Requirements: Copy the data that follows, character for character, minus the pictures.

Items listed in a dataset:
>>>>

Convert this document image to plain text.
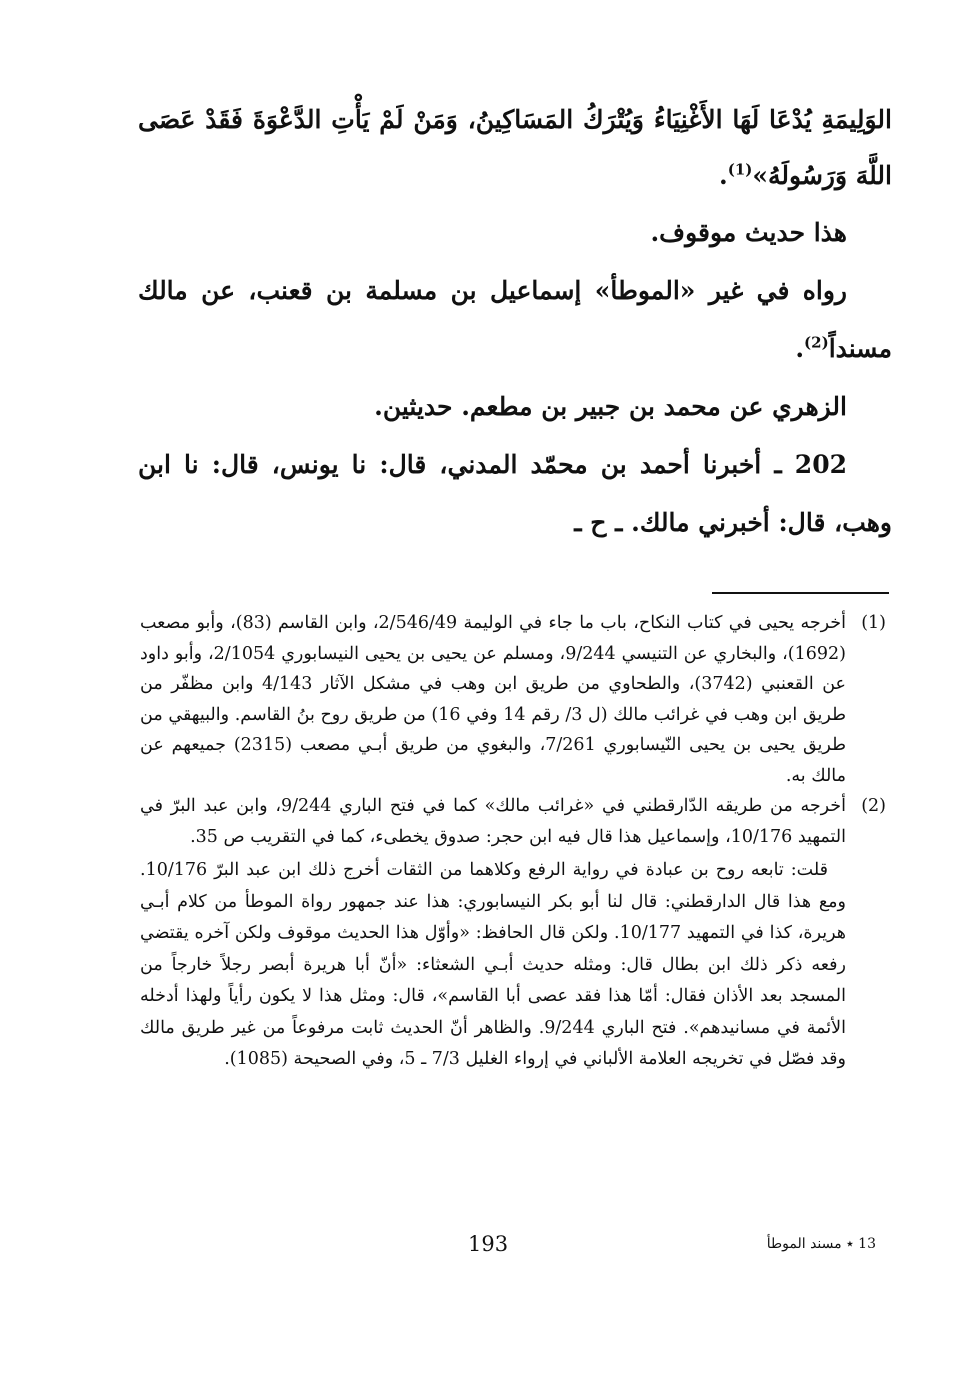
الوَلِيمَةِ يُدْعَا لَهَا الأَغْنِيَاءُ وَيُتْرَكُ المَسَاكِينُ، وَمَنْ لَمْ يَأْتِ الدَّعْوَةَ فَقَدْ عَصَى اللَّهَ وَرَسُولَهُ»$^{(1)}$.

هذا حديث موقوف.

رواه في غير «الموطأ» إسماعيل بن مسلمة بن قعنب، عن مالك مسنداً$^{(2)}$.

الزهري عن محمد بن جبير بن مطعم. حديثين.

202 ـ أخبرنا أحمد بن محمّد المدني، قال: نا يونس، قال: نا ابن وهب، قال: أخبرني مالك. ـ ح ـ

(1)
أخرجه يحيى في كتاب النكاح، باب ما جاء في الوليمة 2/546/49، وابن القاسم (83)، وأبو مصعب (1692)، والبخاري عن التنيسي 9/244، ومسلم عن يحيى بن يحيى النيسابوري 2/1054، وأبو داود عن القعنبي (3742)، والطحاوي من طريق ابن وهب في مشكل الآثار 4/143 وابن مظفّر من طريق ابن وهب في غرائب مالك (ل 3/ رقم 14 وفي 16) من طريق روح بنُ القاسم. والبيهقي من طريق يحيى بن يحيى النّيسابوري 7/261، والبغوي من طريق أبـي مصعب (2315) جميعهم عن مالك به.
(2)
أخرجه من طريقه الدّارقطني في «غرائب مالك» كما في فتح الباري 9/244، وابن عبد البرّ في التمهيد 10/176، وإسماعيل هذا قال فيه ابن حجر: صدوق يخطىء، كما في التقريب ص 35.
قلت: تابعه روح بن عبادة في رواية الرفع وكلاهما من الثقات أخرج ذلك ابن عبد البرّ 10/176. ومع هذا قال الدارقطني: قال لنا أبو بكر النيسابوري: هذا عند جمهور رواة الموطأ من كلام أبـي هريرة، كذا في التمهيد 10/177. ولكن قال الحافظ: «وأوّل هذا الحديث موقوف ولكن آخره يقتضي رفعه ذكر ذلك ابن بطال قال: ومثله حديث أبـي الشعثاء: «أنّ أبا هريرة أبصر رجلاً خارجاً من المسجد بعد الأذان فقال: أمّا هذا فقد عصى أبا القاسم»، قال: ومثل هذا لا يكون رأياً ولهذا أدخله الأئمة في مسانيدهم». فتح الباري 9/244. والظاهر أنّ الحديث ثابت مرفوعاً من غير طريق مالك وقد فصّل في تخريجه العلامة الألباني في إرواء الغليل 7/3 ـ 5، وفي الصحيحة (1085).
193	13 ٭ مسند الموطأ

<<<<

Problem solution:
Convert this document image to plain text.
الوَلِيمَةِ يُدْعَا لَهَا الأَغْنِيَاءُ وَيُتْرَكُ المَسَاكِينُ، وَمَنْ لَمْ يَأْتِ الدَّعْوَةَ فَقَدْ عَصَى اللَّهَ وَرَسُولَهُ»$^{(1)}$.

هذا حديث موقوف.

رواه في غير «الموطأ» إسماعيل بن مسلمة بن قعنب، عن مالك مسنداً$^{(2)}$.

الزهري عن محمد بن جبير بن مطعم. حديثين.

202 ـ أخبرنا أحمد بن محمّد المدني، قال: نا يونس، قال: نا ابن وهب، قال: أخبرني مالك. ـ ح ـ

(1)
أخرجه يحيى في كتاب النكاح، باب ما جاء في الوليمة 2/546/49، وابن القاسم (83)، وأبو مصعب (1692)، والبخاري عن التنيسي 9/244، ومسلم عن يحيى بن يحيى النيسابوري 2/1054، وأبو داود عن القعنبي (3742)، والطحاوي من طريق ابن وهب في مشكل الآثار 4/143 وابن مظفّر من طريق ابن وهب في غرائب مالك (ل 3/ رقم 14 وفي 16) من طريق روح بنُ القاسم. والبيهقي من طريق يحيى بن يحيى النّيسابوري 7/261، والبغوي من طريق أبـي مصعب (2315) جميعهم عن مالك به.
(2)
أخرجه من طريقه الدّارقطني في «غرائب مالك» كما في فتح الباري 9/244، وابن عبد البرّ في التمهيد 10/176، وإسماعيل هذا قال فيه ابن حجر: صدوق يخطىء، كما في التقريب ص 35.
قلت: تابعه روح بن عبادة في رواية الرفع وكلاهما من الثقات أخرج ذلك ابن عبد البرّ 10/176. ومع هذا قال الدارقطني: قال لنا أبو بكر النيسابوري: هذا عند جمهور رواة الموطأ من كلام أبـي هريرة، كذا في التمهيد 10/177. ولكن قال الحافظ: «وأوّل هذا الحديث موقوف ولكن آخره يقتضي رفعه ذكر ذلك ابن بطال قال: ومثله حديث أبـي الشعثاء: «أنّ أبا هريرة أبصر رجلاً خارجاً من المسجد بعد الأذان فقال: أمّا هذا فقد عصى أبا القاسم»، قال: ومثل هذا لا يكون رأياً ولهذا أدخله الأئمة في مسانيدهم». فتح الباري 9/244. والظاهر أنّ الحديث ثابت مرفوعاً من غير طريق مالك وقد فصّل في تخريجه العلامة الألباني في إرواء الغليل 7/3 ـ 5، وفي الصحيحة (1085).
193	13 ٭ مسند الموطأ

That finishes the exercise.